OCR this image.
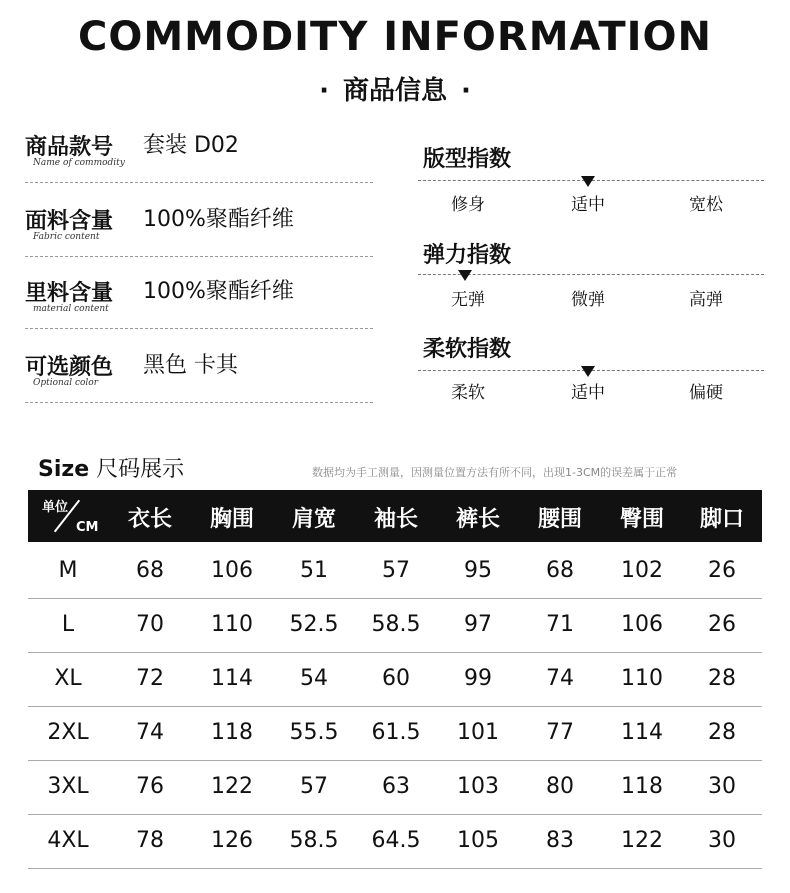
COMMODITY INFORMATION
· 商品信息 ·
商品款号
Name of commodity
套装 D02
面料含量
Fabric content
100%聚酯纤维
里料含量
material content
100%聚酯纤维
可选颜色
Optional color
黑色 卡其
版型指数
修身	适中	宽松
弹力指数
无弹	微弹	高弹
柔软指数
柔软	适中	偏硬
Size 尺码展示	数据均为手工测量，因测量位置方法有所不同，出现1-3CM的误差属于正常
单位
CM	衣长	胸围	肩宽	袖长	裤长	腰围	臀围	脚口
M	68	106	51	57	95	68	102	26
L	70	110	52.5	58.5	97	71	106	26
XL	72	114	54	60	99	74	110	28
2XL	74	118	55.5	61.5	101	77	114	28
3XL	76	122	57	63	103	80	118	30
4XL	78	126	58.5	64.5	105	83	122	30
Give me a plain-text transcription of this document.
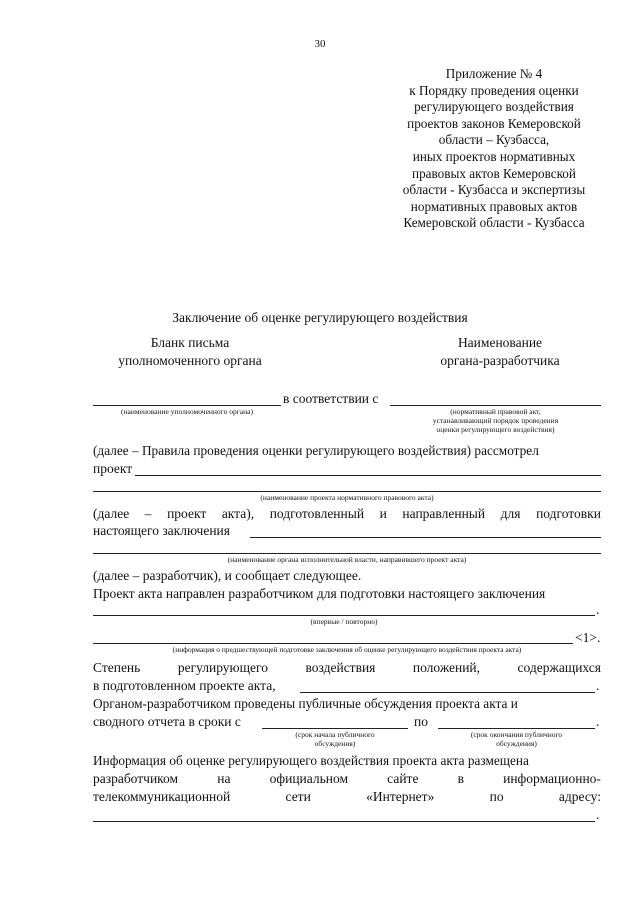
30
Приложение № 4
к Порядку проведения оценки
регулирующего воздействия
проектов законов Кемеровской
области – Кузбасса,
иных проектов нормативных
правовых актов Кемеровской
области - Кузбасса и экспертизы
нормативных правовых актов
Кемеровской области - Кузбасса
Заключение об оценке регулирующего воздействия
Бланк письма
уполномоченного органа
Наименование
органа-разработчика
в соответствии с
(наименование уполномоченного органа)	(нормативный правовой акт,
устанавливающий порядок проведения
оценки регулирующего воздействия)
(далее – Правила проведения оценки регулирующего воздействия) рассмотрел
проект
(наименование проекта нормативного правового акта)
(далее – проект акта), подготовленный и направленный для подготовки
настоящего заключения
(наименование органа исполнительной власти, направившего проект акта)
(далее – разработчик), и сообщает следующее.
Проект акта направлен разработчиком для подготовки настоящего заключения
.
(впервые / повторно)
<1>.
(информация о предшествующей подготовке заключения об оценке регулирующего воздействия проекта акта)
Степень	регулирующего	воздействия	положений,	содержащихся
в подготовленном проекте акта,	.
Органом-разработчиком проведены публичные обсуждения проекта акта и
сводного отчета в сроки с	по	.
(срок начала публичного
обсуждения)
(срок окончания публичного
обсуждения)
Информация об оценке регулирующего воздействия проекта акта размещена
разработчиком	на	официальном	сайте	в	информационно-
телекоммуникационной	сети	«Интернет»	по	адресу:
.
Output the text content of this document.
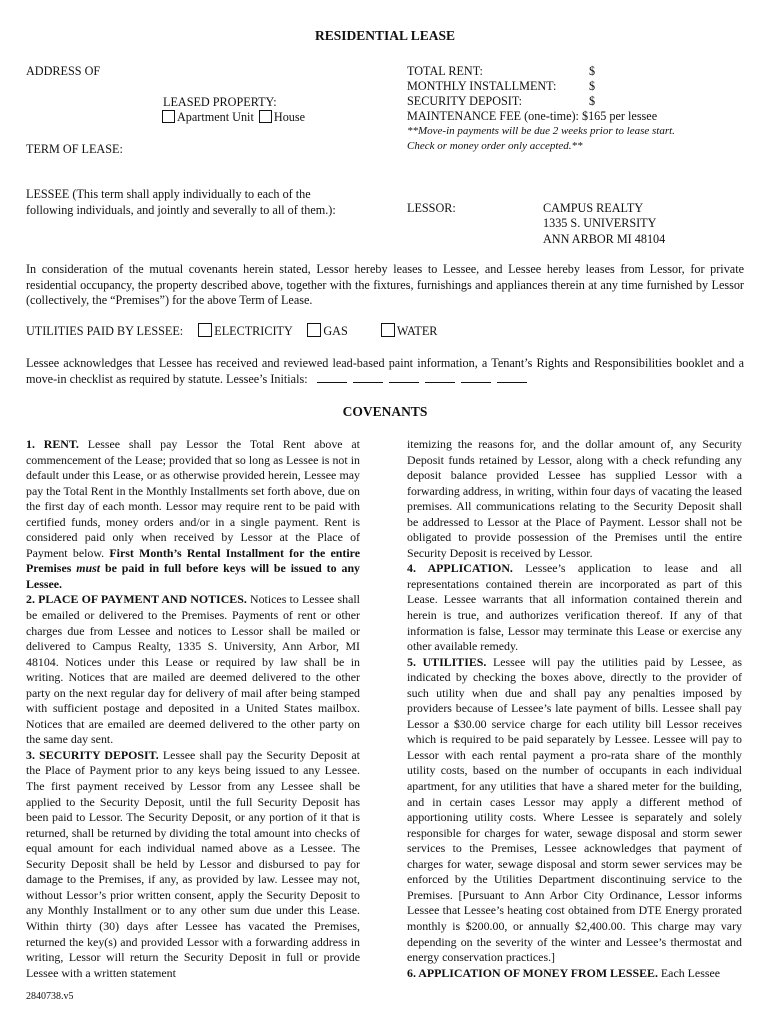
RESIDENTIAL LEASE
ADDRESS OF
LEASED PROPERTY:
Apartment Unit House
TERM OF LEASE:
LESSEE (This term shall apply individually to each of the
following individuals, and jointly and severally to all of them.):
TOTAL RENT:	$
MONTHLY INSTALLMENT:	$
SECURITY DEPOSIT:	$
MAINTENANCE FEE (one-time): $165 per lessee
**Move-in payments will be due 2 weeks prior to lease start.
Check or money order only accepted.**
LESSOR:	CAMPUS REALTY
1335 S. UNIVERSITY
ANN ARBOR MI 48104
In consideration of the mutual covenants herein stated, Lessor hereby leases to Lessee, and Lessee hereby leases from Lessor, for private residential occupancy, the property described above, together with the fixtures, furnishings and appliances therein at any time furnished by Lessor (collectively, the “Premises”) for the above Term of Lease.
UTILITIES PAID BY LESSEE:	ELECTRICITY	GAS	WATER
Lessee acknowledges that Lessee has received and reviewed lead-based paint information, a Tenant’s Rights and Responsibilities booklet and a move-in checklist as required by statute. Lessee’s Initials:
COVENANTS

1. RENT. Lessee shall pay Lessor the Total Rent above at commencement of the Lease; provided that so long as Lessee is not in default under this Lease, or as otherwise provided herein, Lessee may pay the Total Rent in the Monthly Installments set forth above, due on the first day of each month. Lessor may require rent to be paid with certified funds, money orders and/or in a single payment. Rent is considered paid only when received by Lessor at the Place of Payment below. First Month’s Rental Installment for the entire Premises must be paid in full before keys will be issued to any Lessee.

2. PLACE OF PAYMENT AND NOTICES. Notices to Lessee shall be emailed or delivered to the Premises. Payments of rent or other charges due from Lessee and notices to Lessor shall be mailed or delivered to Campus Realty, 1335 S. University, Ann Arbor, MI 48104. Notices under this Lease or required by law shall be in writing. Notices that are mailed are deemed delivered to the other party on the next regular day for delivery of mail after being stamped with sufficient postage and deposited in a United States mailbox. Notices that are emailed are deemed delivered to the other party on the same day sent.

3. SECURITY DEPOSIT. Lessee shall pay the Security Deposit at the Place of Payment prior to any keys being issued to any Lessee. The first payment received by Lessor from any Lessee shall be applied to the Security Deposit, until the full Security Deposit has been paid to Lessor. The Security Deposit, or any portion of it that is returned, shall be returned by dividing the total amount into checks of equal amount for each individual named above as a Lessee. The Security Deposit shall be held by Lessor and disbursed to pay for damage to the Premises, if any, as provided by law. Lessee may not, without Lessor’s prior written consent, apply the Security Deposit to any Monthly Installment or to any other sum due under this Lease. Within thirty (30) days after Lessee has vacated the Premises, returned the key(s) and provided Lessor with a forwarding address in writing, Lessor will return the Security Deposit in full or provide Lessee with a written statement

itemizing the reasons for, and the dollar amount of, any Security Deposit funds retained by Lessor, along with a check refunding any deposit balance provided Lessee has supplied Lessor with a forwarding address, in writing, within four days of vacating the leased premises. All communications relating to the Security Deposit shall be addressed to Lessor at the Place of Payment. Lessor shall not be obligated to provide possession of the Premises until the entire Security Deposit is received by Lessor.

4. APPLICATION. Lessee’s application to lease and all representations contained therein are incorporated as part of this Lease. Lessee warrants that all information contained therein and herein is true, and authorizes verification thereof. If any of that information is false, Lessor may terminate this Lease or exercise any other available remedy.

5. UTILITIES. Lessee will pay the utilities paid by Lessee, as indicated by checking the boxes above, directly to the provider of such utility when due and shall pay any penalties imposed by providers because of Lessee’s late payment of bills. Lessee shall pay Lessor a $30.00 service charge for each utility bill Lessor receives which is required to be paid separately by Lessee. Lessee will pay to Lessor with each rental payment a pro-rata share of the monthly utility costs, based on the number of occupants in each individual apartment, for any utilities that have a shared meter for the building, and in certain cases Lessor may apply a different method of apportioning utility costs. Where Lessee is separately and solely responsible for charges for water, sewage disposal and storm sewer services to the Premises, Lessee acknowledges that payment of charges for water, sewage disposal and storm sewer services may be enforced by the Utilities Department discontinuing service to the Premises. [Pursuant to Ann Arbor City Ordinance, Lessor informs Lessee that Lessee’s heating cost obtained from DTE Energy prorated monthly is $200.00, or annually $2,400.00. This charge may vary depending on the severity of the winter and Lessee’s thermostat and energy conservation practices.]

6. APPLICATION OF MONEY FROM LESSEE. Each Lessee

2840738.v5
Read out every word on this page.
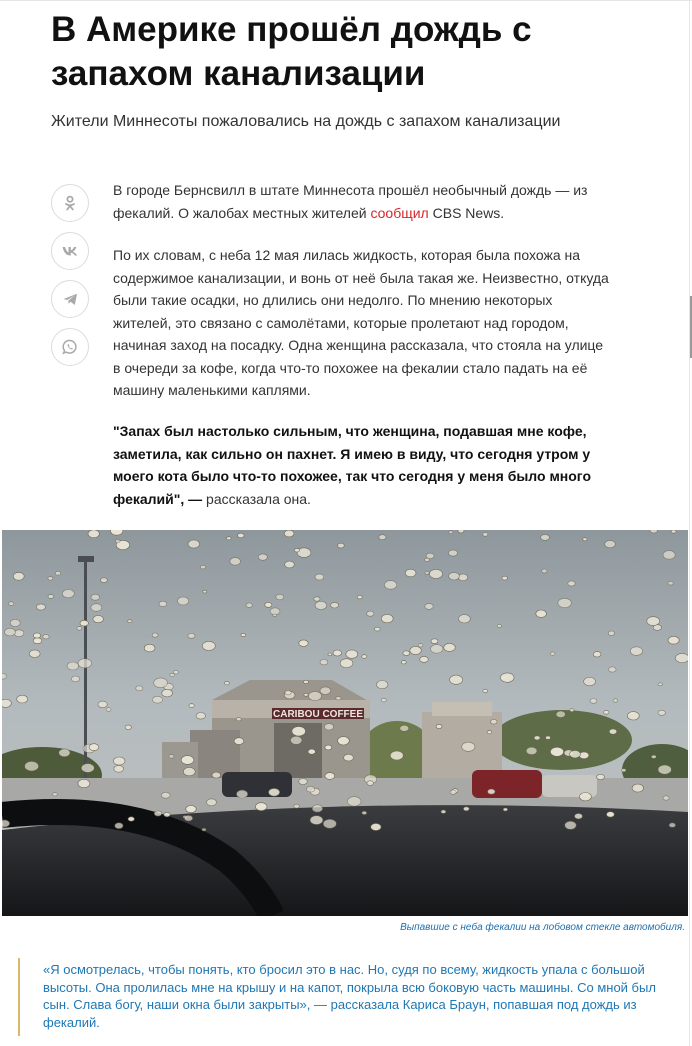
В Америке прошёл дождь с запахом канализации

Жители Миннесоты пожаловались на дождь с запахом канализации

В городе Бернсвилл в штате Миннесота прошёл необычный дождь — из фекалий. О жалобах местных жителей сообщил CBS News.

По их словам, с неба 12 мая лилась жидкость, которая была похожа на содержимое канализации, и вонь от неё была такая же. Неизвестно, откуда были такие осадки, но длились они недолго. По мнению некоторых жителей, это связано с самолётами, которые пролетают над городом, начиная заход на посадку. Одна женщина рассказала, что стояла на улице в очереди за кофе, когда что-то похожее на фекалии стало падать на её машину маленькими каплями.

"Запах был настолько сильным, что женщина, подавшая мне кофе, заметила, как сильно он пахнет. Я имею в виду, что сегодня утром у моего кота было что-то похожее, так что сегодня у меня было много фекалий", — рассказала она.

CARIBOU COFFEE

Выпавшие с неба фекалии на лобовом стекле автомобиля.

«Я осмотрелась, чтобы понять, кто бросил это в нас. Но, судя по всему, жидкость упала с большой высоты. Она пролилась мне на крышу и на капот, покрыла всю боковую часть машины. Со мной был сын. Слава богу, наши окна были закрыты», — рассказала Кариса Браун, попавшая под дождь из фекалий.
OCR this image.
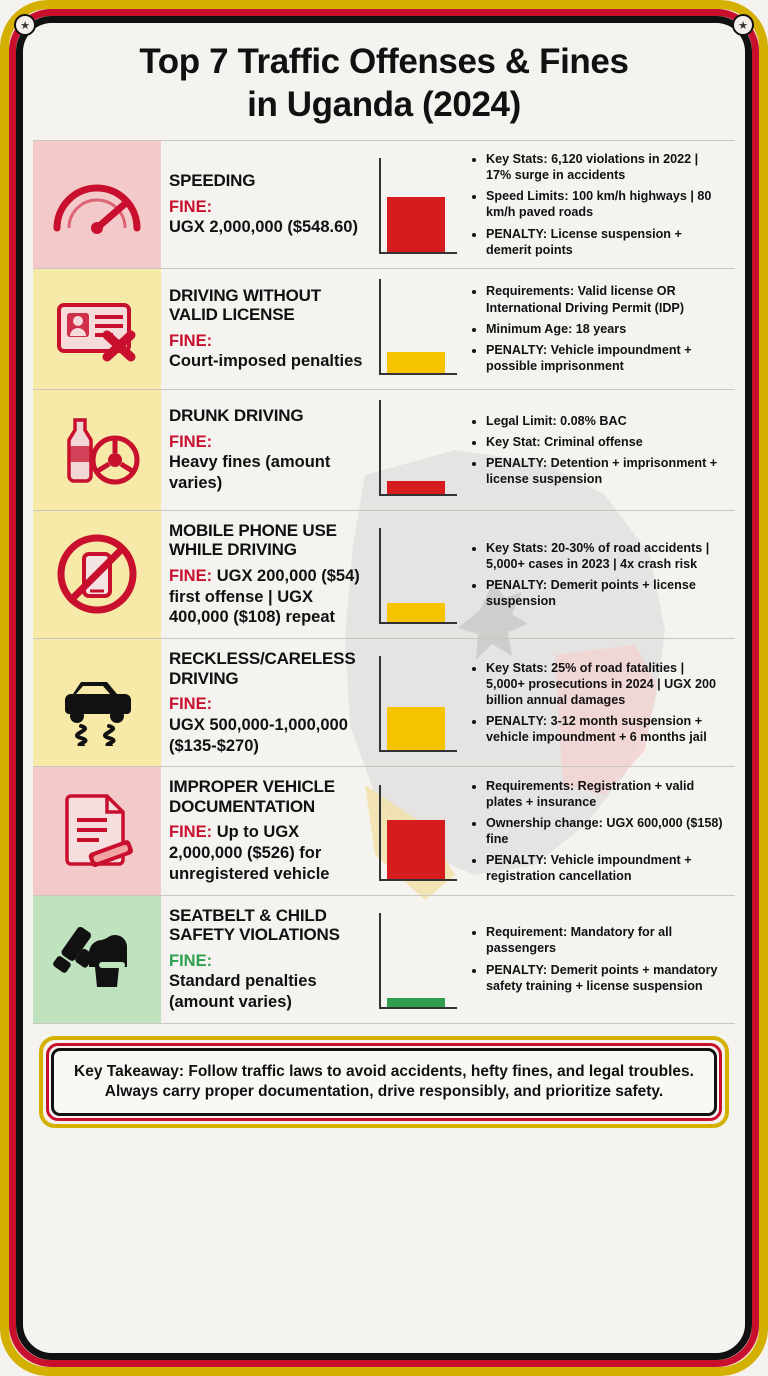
★	★
Top 7 Traffic Offenses & Fines
in Uganda (2024)
SPEEDING
FINE:
UGX 2,000,000 ($548.60)
• Key Stats: 6,120 violations in 2022 | 17% surge in accidents
• Speed Limits: 100 km/h highways | 80 km/h paved roads
• PENALTY: License suspension + demerit points
DRIVING WITHOUT VALID LICENSE
FINE:
Court-imposed penalties
• Requirements: Valid license OR International Driving Permit (IDP)
• Minimum Age: 18 years
• PENALTY: Vehicle impoundment + possible imprisonment
DRUNK DRIVING
FINE:
Heavy fines (amount varies)
• Legal Limit: 0.08% BAC
• Key Stat: Criminal offense
• PENALTY: Detention + imprisonment + license suspension
MOBILE PHONE USE WHILE DRIVING
FINE: UGX 200,000 ($54) first offense | UGX 400,000 ($108) repeat
• Key Stats: 20-30% of road accidents | 5,000+ cases in 2023 | 4x crash risk
• PENALTY: Demerit points + license suspension
RECKLESS/CARELESS DRIVING
FINE:
UGX 500,000-1,000,000 ($135-$270)
• Key Stats: 25% of road fatalities | 5,000+ prosecutions in 2024 | UGX 200 billion annual damages
• PENALTY: 3-12 month suspension + vehicle impoundment + 6 months jail
IMPROPER VEHICLE DOCUMENTATION
FINE: Up to UGX 2,000,000 ($526) for unregistered vehicle
• Requirements: Registration + valid plates + insurance
• Ownership change: UGX 600,000 ($158) fine
• PENALTY: Vehicle impoundment + registration cancellation
SEATBELT & CHILD SAFETY VIOLATIONS
FINE:
Standard penalties (amount varies)
• Requirement: Mandatory for all passengers
• PENALTY: Demerit points + mandatory safety training + license suspension
Key Takeaway: Follow traffic laws to avoid accidents, hefty fines, and legal troubles. Always carry proper documentation, drive responsibly, and prioritize safety.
========================================
Count the lines in the entries that hold the word "оценки", and give nothing but the total.

- [THE SOLUTION] 3